• [Task goal]
Among the entries, which lines carry the string "泸县环监字"? Copy each of them.

* start Dataset records *

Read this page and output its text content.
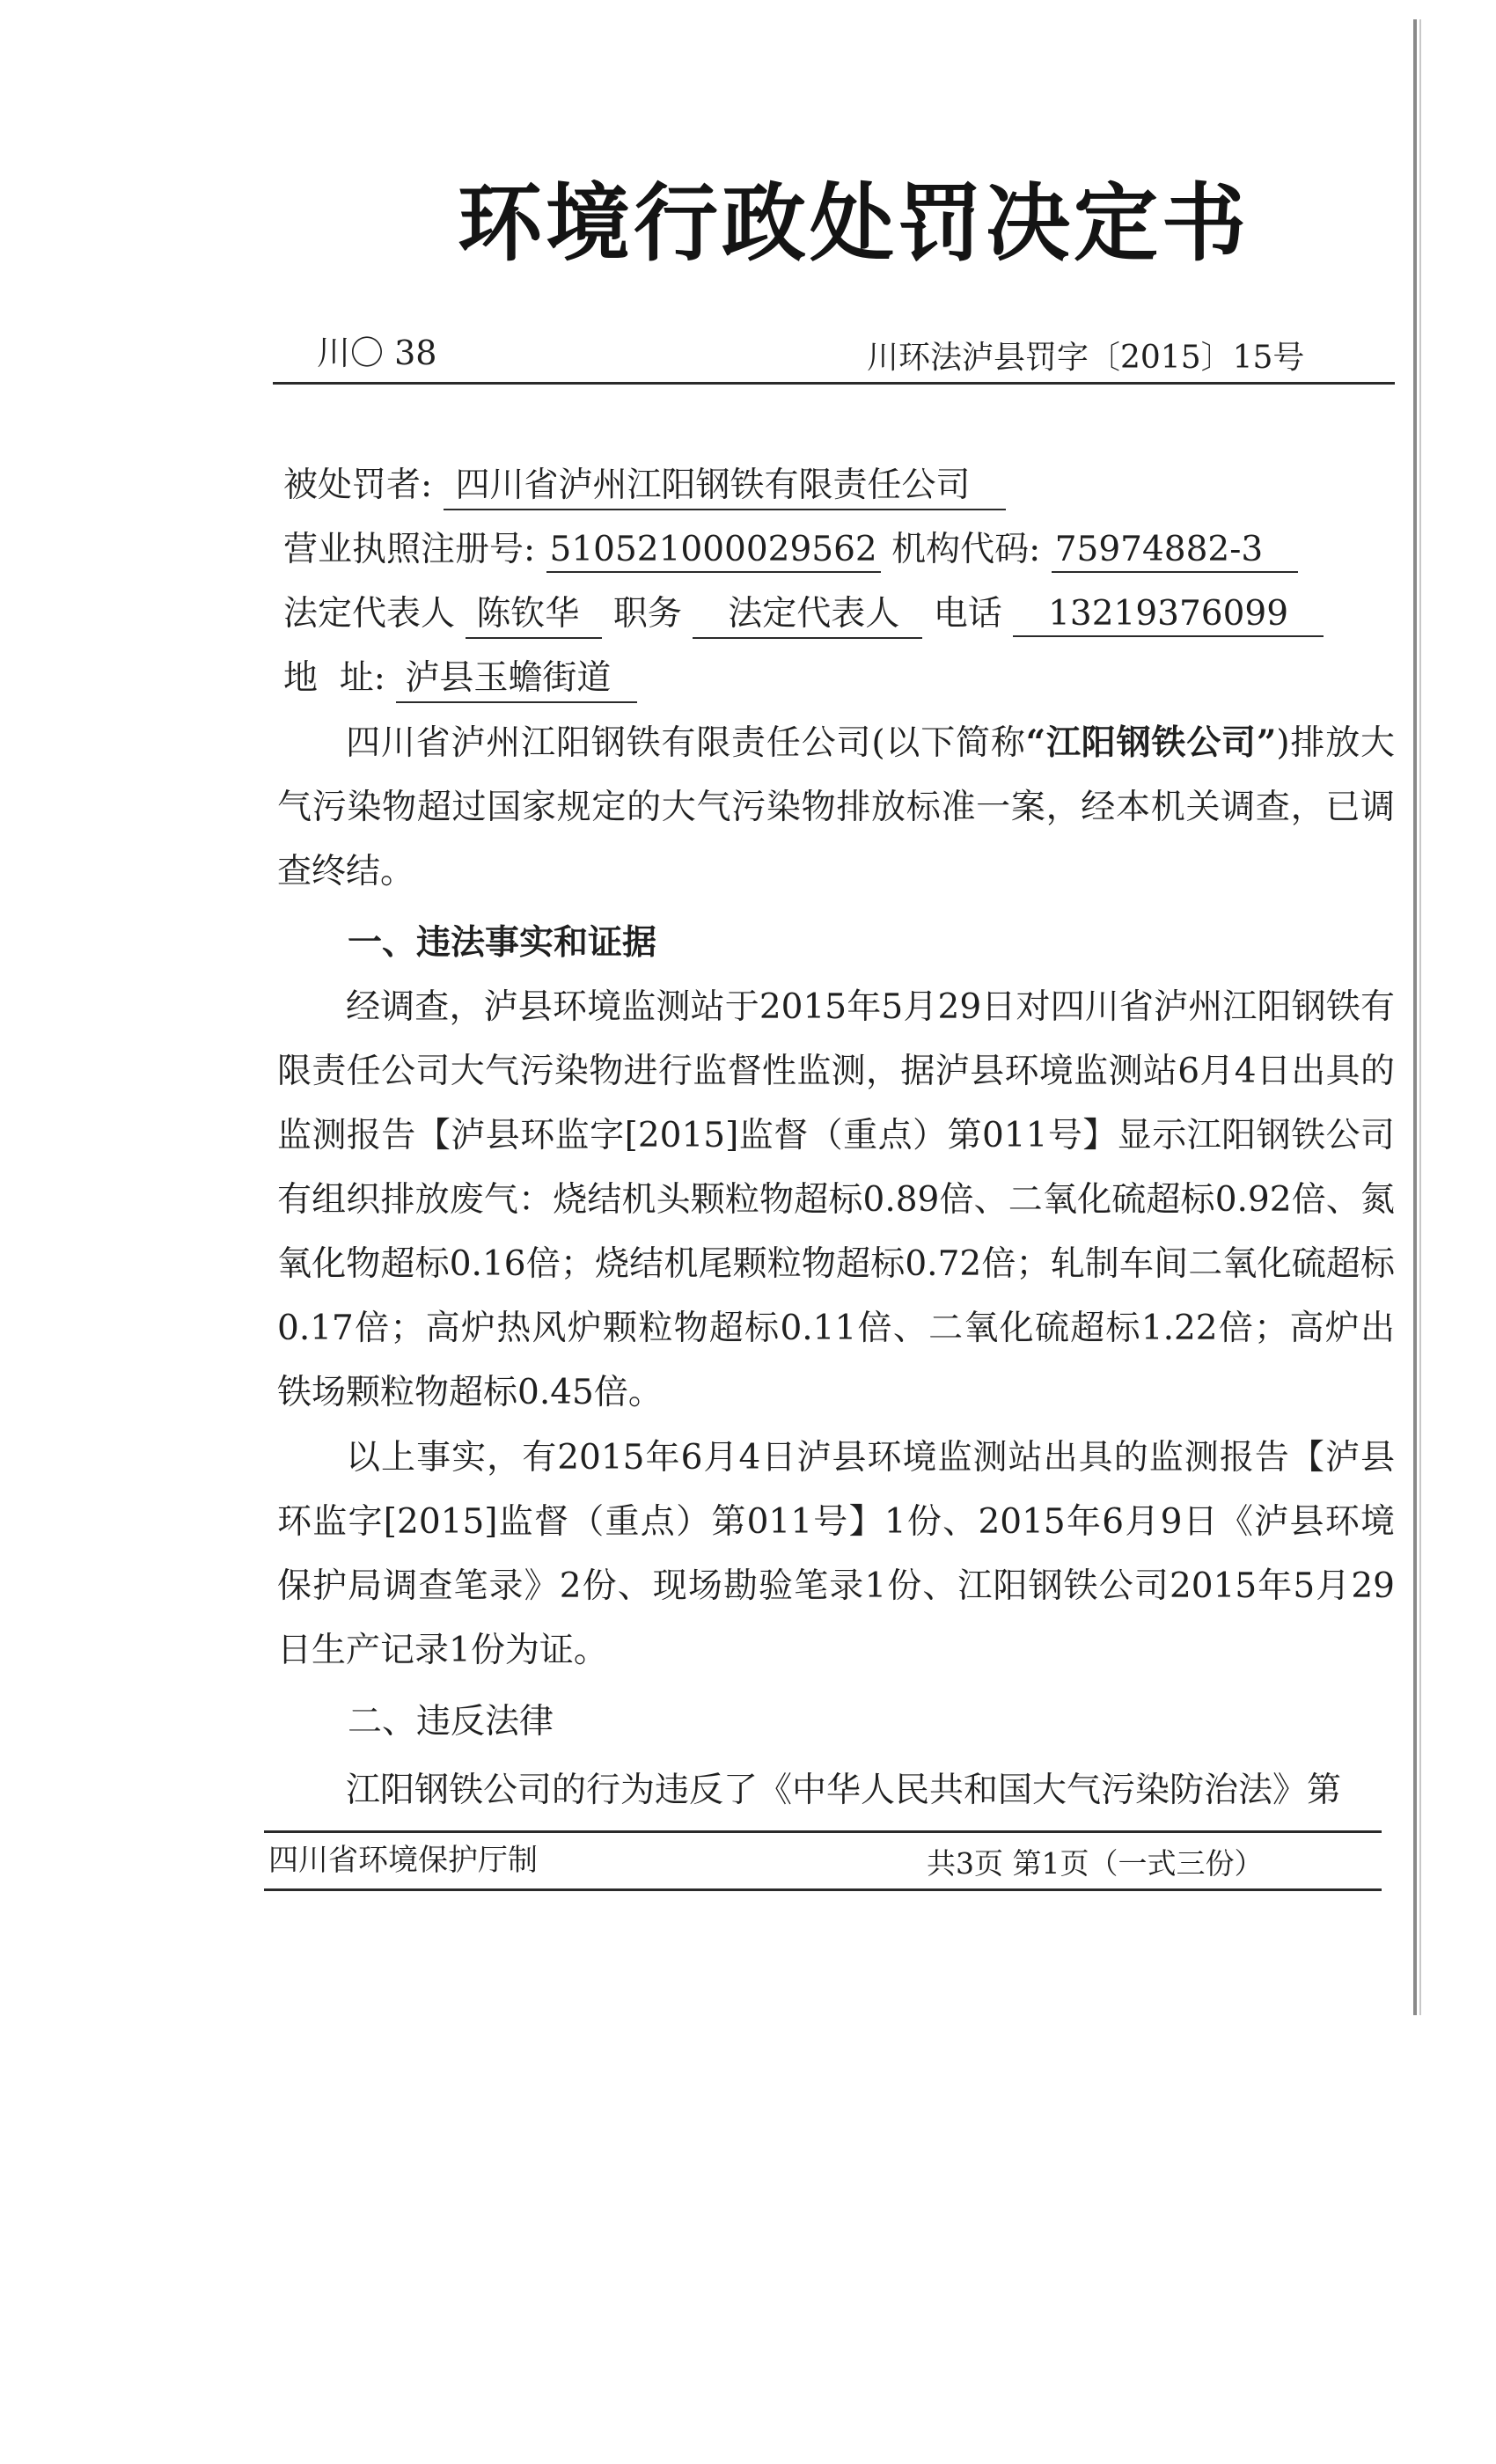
环境行政处罚决定书
川〇 38	川环法泸县罚字〔2015〕15号
被处罚者: 四川省泸州江阳钢铁有限责任公司
营业执照注册号: 510521000029562 机构代码: 75974882-3
法定代表人 陈钦华 职务 法定代表人 电话 13219376099
地  址: 泸县玉蟾街道
四川省泸州江阳钢铁有限责任公司(以下简称“江阳钢铁公司”)排放大气污染物超过国家规定的大气污染物排放标准一案，经本机关调查，已调查终结。
一、违法事实和证据
经调查，泸县环境监测站于2015年5月29日对四川省泸州江阳钢铁有限责任公司大气污染物进行监督性监测，据泸县环境监测站6月4日出具的监测报告【泸县环监字[2015]监督（重点）第011号】显示江阳钢铁公司有组织排放废气：烧结机头颗粒物超标0.89倍、二氧化硫超标0.92倍、氮氧化物超标0.16倍；烧结机尾颗粒物超标0.72倍；轧制车间二氧化硫超标0.17倍；高炉热风炉颗粒物超标0.11倍、二氧化硫超标1.22倍；高炉出铁场颗粒物超标0.45倍。
以上事实，有2015年6月4日泸县环境监测站出具的监测报告【泸县环监字[2015]监督（重点）第011号】1份、2015年6月9日《泸县环境保护局调查笔录》2份、现场勘验笔录1份、江阳钢铁公司2015年5月29日生产记录1份为证。
二、违反法律
江阳钢铁公司的行为违反了《中华人民共和国大气污染防治法》第
四川省环境保护厅制	共3页 第1页（一式三份）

* end Dataset records *

• [Right answer]
经调查，泸县环境监测站于2015年5月29日对四川省泸州江阳钢铁有限责任公司大气污染物进行监督性监测，据泸县环境监测站6月4日出具的监测报告【泸县环监字[2015]监督（重点）第011号】显示江阳钢铁公司有组织排放废气：烧结机头颗粒物超标0.89倍、二氧化硫超标0.92倍、氮氧化物超标0.16倍；烧结机尾颗粒物超标0.72倍；轧制车间二氧化硫超标0.17倍；高炉热风炉颗粒物超标0.11倍、二氧化硫超标1.22倍；高炉出铁场颗粒物超标0.45倍。
以上事实，有2015年6月4日泸县环境监测站出具的监测报告【泸县环监字[2015]监督（重点）第011号】1份、2015年6月9日《泸县环境保护局调查笔录》2份、现场勘验笔录1份、江阳钢铁公司2015年5月29日生产记录1份为证。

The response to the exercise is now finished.